» Aim
State how many lines hold the string "parking". Give the number and nothing else.

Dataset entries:
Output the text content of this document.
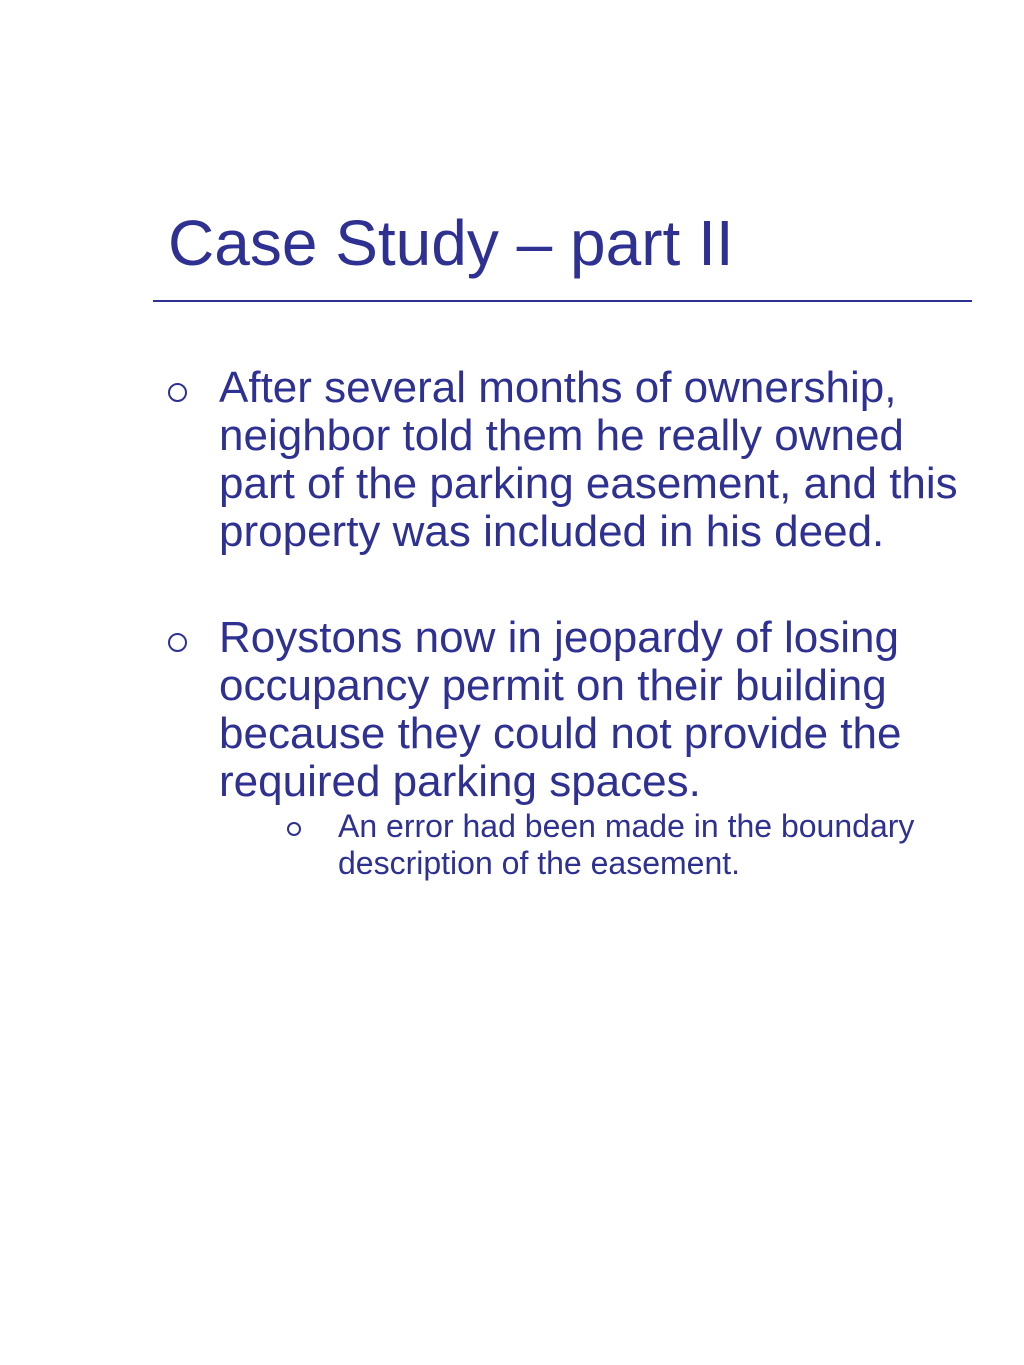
Case Study – part II
After several months of ownership, neighbor told them he really owned part of the parking easement, and this property was included in his deed.
Roystons now in jeopardy of losing occupancy permit on their building because they could not provide the required parking spaces.
An error had been made in the boundary description of the easement.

» Result of the task
2